• EXERCISE REQUIREMENTS
Return all lines with the word "name" in them.

(Records)
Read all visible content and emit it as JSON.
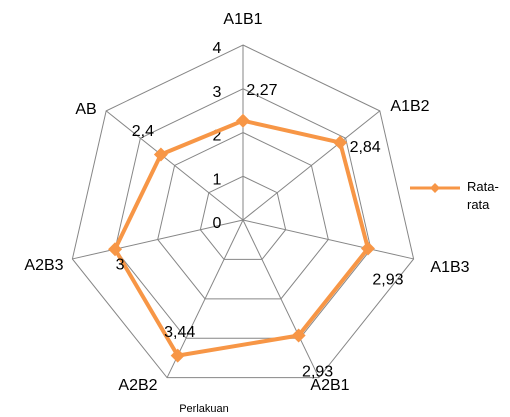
{
  "chart_data": {
    "type": "radar",
    "categories": [
      "A1B1",
      "A1B2",
      "A1B3",
      "A2B1",
      "A2B2",
      "A2B3",
      "AB"
    ],
    "series": [
      {
        "name": "Rata-rata",
        "color": "#f79646",
        "values": [
          2.27,
          2.84,
          2.93,
          2.93,
          3.44,
          3,
          2.4
        ],
        "value_labels": [
          "2,27",
          "2,84",
          "2,93",
          "2,93",
          "3,44",
          "3",
          "2,4"
        ]
      }
    ],
    "ylim": [
      0,
      4
    ],
    "yticks": [
      0,
      1,
      2,
      3,
      4
    ],
    "xlabel": "Perlakuan",
    "grid": true,
    "legend": "right"
  }
}
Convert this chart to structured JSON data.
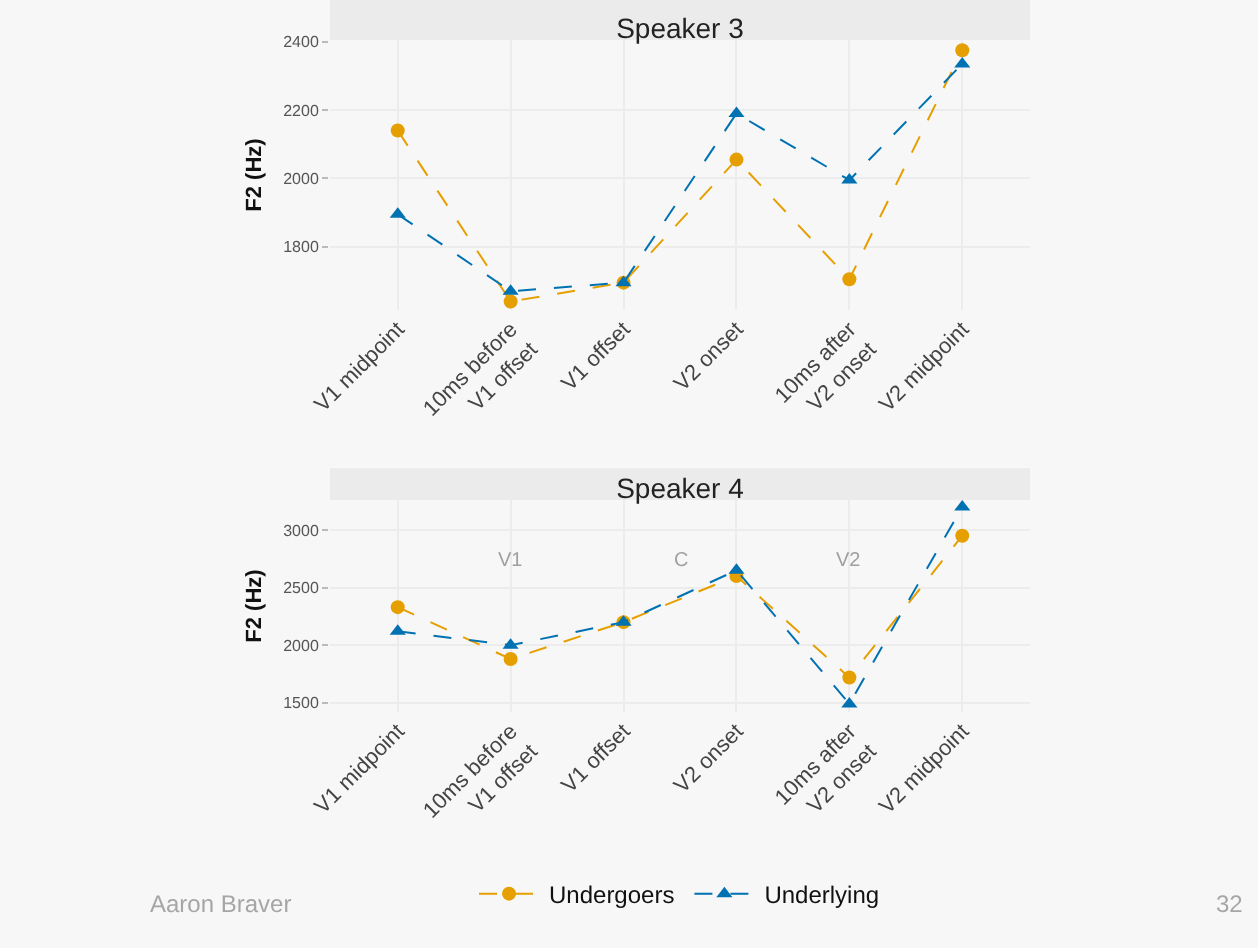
{
  "chart_data": [
    {
      "type": "line",
      "title": "Speaker 3",
      "ylabel": "F2 (Hz)",
      "categories": [
        "V1 midpoint",
        "10ms before\nV1 offset",
        "V1 offset",
        "V2 onset",
        "10ms after\nV2 onset",
        "V2 midpoint"
      ],
      "ylim": [
        1615,
        2405
      ],
      "yticks": [
        1800,
        2000,
        2200,
        2400
      ],
      "grid": true,
      "legend": false,
      "line_style": "dashed",
      "series": [
        {
          "color": "#e69f00",
          "marker": "circle",
          "values": [
            2140,
            1640,
            1695,
            2055,
            1705,
            2375
          ]
        },
        {
          "color": "#0072b2",
          "marker": "triangle",
          "values": [
            1895,
            1670,
            1695,
            2190,
            1995,
            2335
          ]
        }
      ]
    },
    {
      "type": "line",
      "title": "Speaker 4",
      "ylabel": "F2 (Hz)",
      "categories": [
        "V1 midpoint",
        "10ms before\nV1 offset",
        "V1 offset",
        "V2 onset",
        "10ms after\nV2 onset",
        "V2 midpoint"
      ],
      "ylim": [
        1420,
        3260
      ],
      "yticks": [
        1500,
        2000,
        2500,
        3000
      ],
      "grid": true,
      "legend": "bottom",
      "line_style": "dashed",
      "series": [
        {
          "name": "Undergoers",
          "color": "#e69f00",
          "marker": "circle",
          "values": [
            2330,
            1880,
            2200,
            2600,
            1720,
            2950
          ]
        },
        {
          "name": "Underlying",
          "color": "#0072b2",
          "marker": "triangle",
          "values": [
            2120,
            2000,
            2200,
            2650,
            1490,
            3200
          ]
        }
      ],
      "annotations": [
        "V1",
        "C",
        "V2",
        "Aaron Braver",
        "32"
      ]
    }
  ]
}
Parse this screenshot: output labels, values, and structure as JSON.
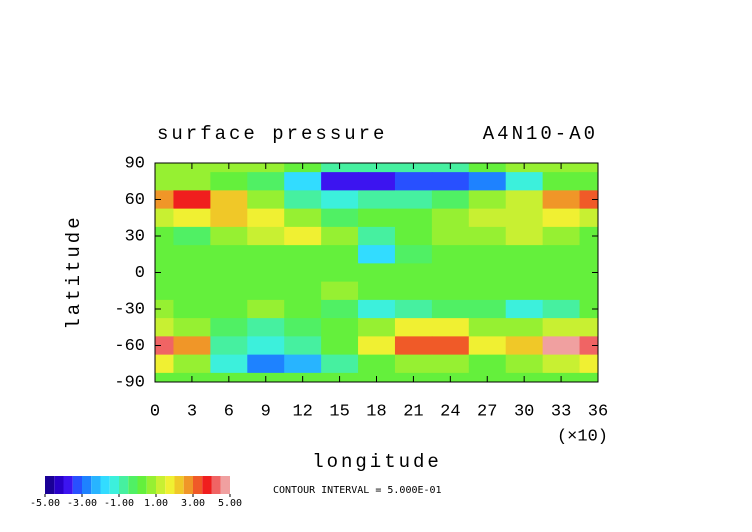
{
  "chart_data": {
    "type": "contour",
    "title": "surface pressure",
    "subtitle": "A4N10-A0",
    "x_label": "longitude",
    "y_label": "latitude",
    "x_scale_note": "(×10)",
    "note": "CONTOUR INTERVAL = 5.000E-01",
    "x": [
      0,
      3,
      6,
      9,
      12,
      15,
      18,
      21,
      24,
      27,
      30,
      33,
      36
    ],
    "y": [
      90,
      75,
      60,
      45,
      30,
      15,
      0,
      -15,
      -30,
      -45,
      -60,
      -75,
      -90
    ],
    "z": [
      [
        0.5,
        0.5,
        0.5,
        0.5,
        0,
        -1,
        -1,
        -1,
        -1,
        0,
        0.5,
        0.5,
        0.5
      ],
      [
        0.5,
        0.5,
        0,
        -0.5,
        -2,
        -4,
        -4,
        -3.5,
        -3.5,
        -3,
        -1.5,
        0,
        0
      ],
      [
        2.5,
        3.5,
        2,
        0.5,
        -1,
        -1.5,
        -1,
        -1,
        -0.5,
        0.5,
        1,
        2.5,
        3
      ],
      [
        1,
        1.5,
        2,
        1.5,
        0.5,
        -0.5,
        0,
        0,
        0.5,
        1,
        1,
        1.5,
        1
      ],
      [
        0,
        -0.5,
        0.5,
        1,
        1.5,
        0.5,
        -1,
        0,
        0.5,
        0.5,
        1,
        0.5,
        0
      ],
      [
        0,
        0,
        0,
        0,
        0,
        0,
        -2,
        -0.5,
        0,
        0,
        0,
        0,
        0
      ],
      [
        0,
        0,
        0,
        0,
        0,
        0,
        0,
        0,
        0,
        0,
        0,
        0,
        0
      ],
      [
        0,
        0,
        0,
        0,
        0,
        0.5,
        0,
        0,
        0,
        0,
        0,
        0,
        0
      ],
      [
        0.5,
        0,
        0,
        0.5,
        0,
        -0.5,
        -1.5,
        -1,
        -0.5,
        -0.5,
        -1.5,
        -1,
        0
      ],
      [
        1,
        0.5,
        -0.5,
        -1,
        -0.5,
        0,
        0.5,
        1.5,
        1.5,
        0.5,
        0.5,
        1,
        1
      ],
      [
        4,
        2.5,
        -1,
        -1.5,
        -1,
        0,
        1.5,
        3,
        3,
        1.5,
        2,
        4.5,
        4
      ],
      [
        1.5,
        0.5,
        -1.5,
        -3,
        -2.5,
        -1,
        0,
        0.5,
        0.5,
        0,
        0.5,
        1,
        1.5
      ],
      [
        0,
        0,
        0,
        0,
        0,
        0,
        0,
        0,
        0,
        0,
        0,
        0,
        0
      ]
    ],
    "xlim": [
      0,
      36
    ],
    "ylim": [
      -90,
      90
    ],
    "xticks": [
      0,
      3,
      6,
      9,
      12,
      15,
      18,
      21,
      24,
      27,
      30,
      33,
      36
    ],
    "yticks": [
      -90,
      -60,
      -30,
      0,
      30,
      60,
      90
    ],
    "levels": [
      -5,
      -4.5,
      -4,
      -3.5,
      -3,
      -2.5,
      -2,
      -1.5,
      -1,
      -0.5,
      0,
      0.5,
      1,
      1.5,
      2,
      2.5,
      3,
      3.5,
      4,
      4.5,
      5
    ],
    "colors": [
      "#1a0096",
      "#2800c8",
      "#3c14f0",
      "#2850ff",
      "#1e82ff",
      "#28b4ff",
      "#32dcff",
      "#3cf0dc",
      "#46f0a0",
      "#50f064",
      "#64f03c",
      "#96f032",
      "#c8f032",
      "#f0f032",
      "#f0c828",
      "#f09628",
      "#f05a28",
      "#f01e1e",
      "#f06464",
      "#f0a0a0"
    ],
    "colorbar_ticks": [
      {
        "value": -5,
        "label": "-5.00"
      },
      {
        "value": -3,
        "label": "-3.00"
      },
      {
        "value": -1,
        "label": "-1.00"
      },
      {
        "value": 1,
        "label": "1.00"
      },
      {
        "value": 3,
        "label": "3.00"
      },
      {
        "value": 5,
        "label": "5.00"
      }
    ]
  }
}
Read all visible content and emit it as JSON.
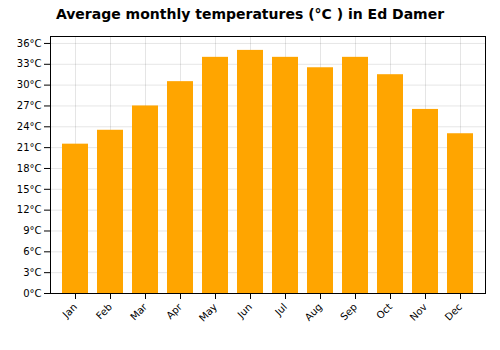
{
  "chart_data": {
    "type": "bar",
    "title": "Average monthly temperatures (°C ) in Ed Damer",
    "categories": [
      "Jan",
      "Feb",
      "Mar",
      "Apr",
      "May",
      "Jun",
      "Jul",
      "Aug",
      "Sep",
      "Oct",
      "Nov",
      "Dec"
    ],
    "values": [
      21.5,
      23.5,
      27.0,
      30.5,
      34.0,
      35.0,
      34.0,
      32.5,
      34.0,
      31.5,
      26.5,
      23.0
    ],
    "color": "#FFA500",
    "ylim": [
      0,
      37
    ],
    "yticks": [
      {
        "value": 0,
        "label": "0°C"
      },
      {
        "value": 3,
        "label": "3°C"
      },
      {
        "value": 6,
        "label": "6°C"
      },
      {
        "value": 9,
        "label": "9°C"
      },
      {
        "value": 12,
        "label": "12°C"
      },
      {
        "value": 15,
        "label": "15°C"
      },
      {
        "value": 18,
        "label": "18°C"
      },
      {
        "value": 21,
        "label": "21°C"
      },
      {
        "value": 24,
        "label": "24°C"
      },
      {
        "value": 27,
        "label": "27°C"
      },
      {
        "value": 30,
        "label": "30°C"
      },
      {
        "value": 33,
        "label": "33°C"
      },
      {
        "value": 36,
        "label": "36°C"
      }
    ],
    "grid": true
  }
}
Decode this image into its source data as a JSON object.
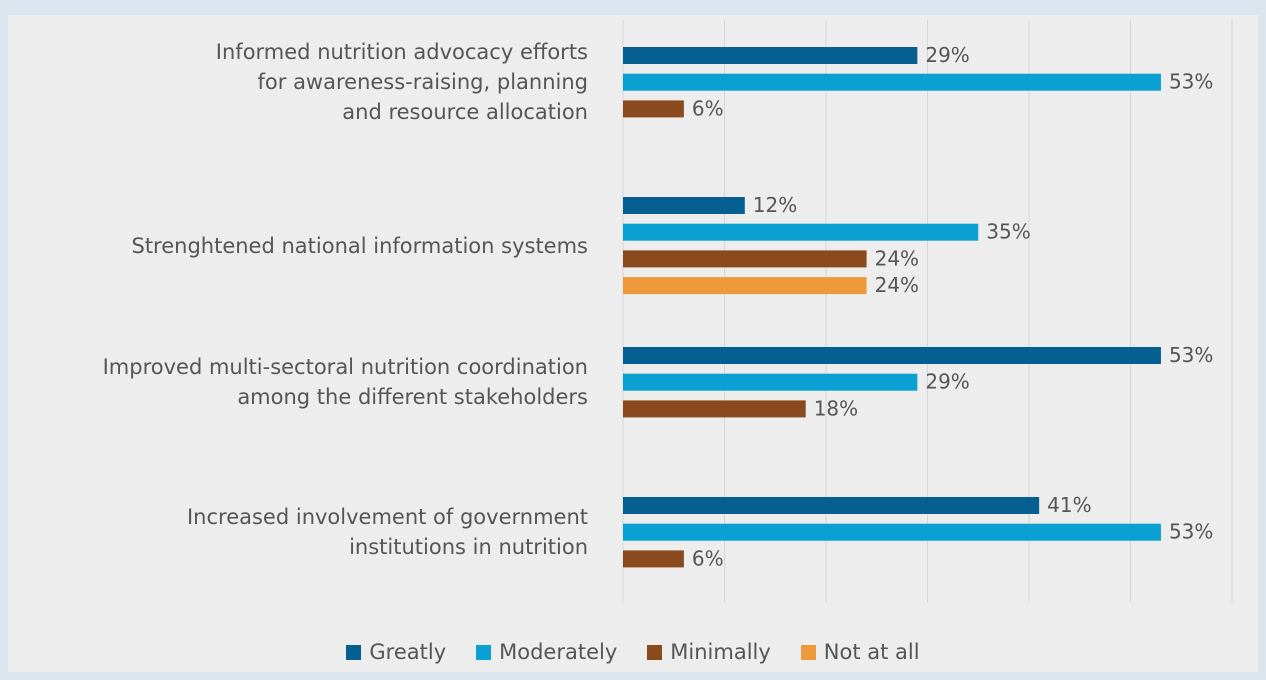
{
  "chart_data": {
    "type": "bar",
    "orientation": "horizontal",
    "categories": [
      "Informed nutrition advocacy efforts\nfor awareness-raising, planning\nand resource allocation",
      "Strenghtened national information systems",
      "Improved multi-sectoral nutrition coordination\namong the different stakeholders",
      "Increased involvement of government\ninstitutions in nutrition"
    ],
    "series": [
      {
        "name": "Greatly",
        "color": "#065f91",
        "values": [
          29,
          12,
          53,
          41
        ],
        "value_labels": [
          "29%",
          "12%",
          "53%",
          "41%"
        ]
      },
      {
        "name": "Moderately",
        "color": "#0aa0d2",
        "values": [
          53,
          35,
          29,
          53
        ],
        "value_labels": [
          "53%",
          "35%",
          "29%",
          "53%"
        ]
      },
      {
        "name": "Minimally",
        "color": "#8b4a1e",
        "values": [
          6,
          24,
          18,
          6
        ],
        "value_labels": [
          "6%",
          "24%",
          "18%",
          "6%"
        ]
      },
      {
        "name": "Not at all",
        "color": "#ef9a3a",
        "values": [
          null,
          24,
          null,
          null
        ],
        "value_labels": [
          null,
          "24%",
          null,
          null
        ]
      }
    ],
    "xlim": [
      0,
      60
    ],
    "xticks": [
      0,
      10,
      20,
      30,
      40,
      50,
      60
    ],
    "grid": true,
    "legend": "bottom"
  }
}
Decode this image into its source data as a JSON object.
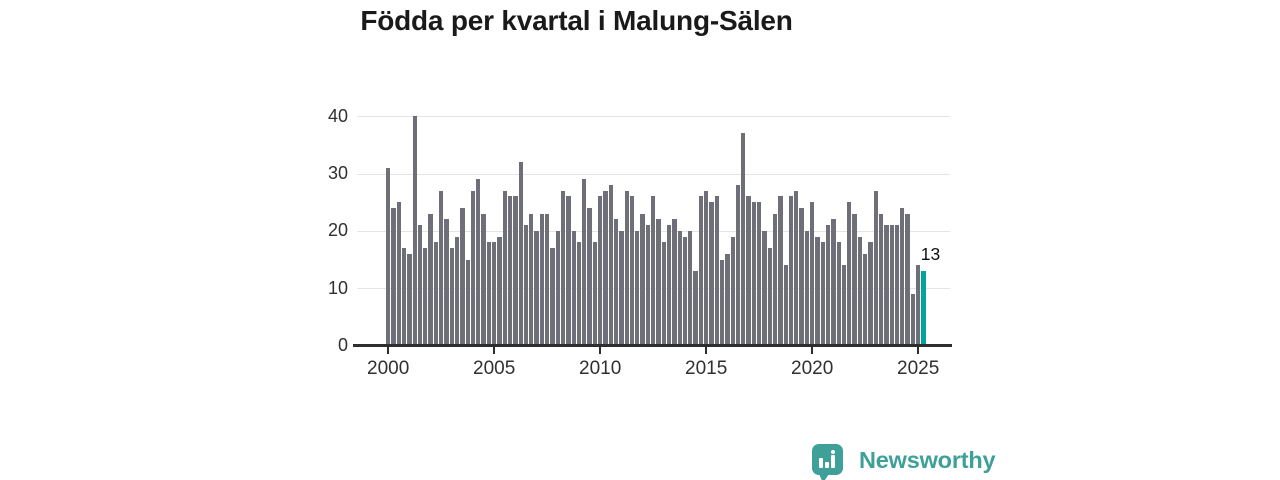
{
  "title": "Födda per kvartal i Malung-Sälen",
  "chart_data": {
    "type": "bar",
    "title": "Födda per kvartal i Malung-Sälen",
    "x_start": "2000-Q1",
    "frequency": "quarterly",
    "values": [
      31,
      24,
      25,
      17,
      16,
      40,
      21,
      17,
      23,
      18,
      27,
      22,
      17,
      19,
      24,
      15,
      27,
      29,
      23,
      18,
      18,
      19,
      27,
      26,
      26,
      32,
      21,
      23,
      20,
      23,
      23,
      17,
      20,
      27,
      26,
      20,
      18,
      29,
      24,
      18,
      26,
      27,
      28,
      22,
      20,
      27,
      26,
      20,
      23,
      21,
      26,
      22,
      18,
      21,
      22,
      20,
      19,
      20,
      13,
      26,
      27,
      25,
      26,
      15,
      16,
      19,
      28,
      37,
      26,
      25,
      25,
      20,
      17,
      23,
      26,
      14,
      26,
      27,
      24,
      20,
      25,
      19,
      18,
      21,
      22,
      18,
      14,
      25,
      23,
      19,
      16,
      18,
      27,
      23,
      21,
      21,
      21,
      24,
      23,
      9,
      14,
      13
    ],
    "highlight": {
      "index": 101,
      "value": 13,
      "label": "13",
      "color": "#00a59b"
    },
    "bar_color": "#6f6f79",
    "grid_color": "#e4e4e4",
    "axis_color": "#2e2e2e",
    "tick_text_color": "#303030",
    "yticks": [
      0,
      10,
      20,
      30,
      40
    ],
    "ylim": [
      0,
      40
    ],
    "xticks": [
      "2000",
      "2005",
      "2010",
      "2015",
      "2020",
      "2025"
    ],
    "grid": true,
    "legend": "none"
  },
  "footer": {
    "brand": "Newsworthy",
    "brand_color": "#3fa099",
    "logo_icon": "bar-chart-speech-bubble"
  }
}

• SOLUTION
        "name": "Rata-rata",
          "name": "Undergoers",
          "name": "Underlying",
        "name": "Greatly",
        "name": "Moderately",
        "name": "Minimally",
        "name": "Not at all",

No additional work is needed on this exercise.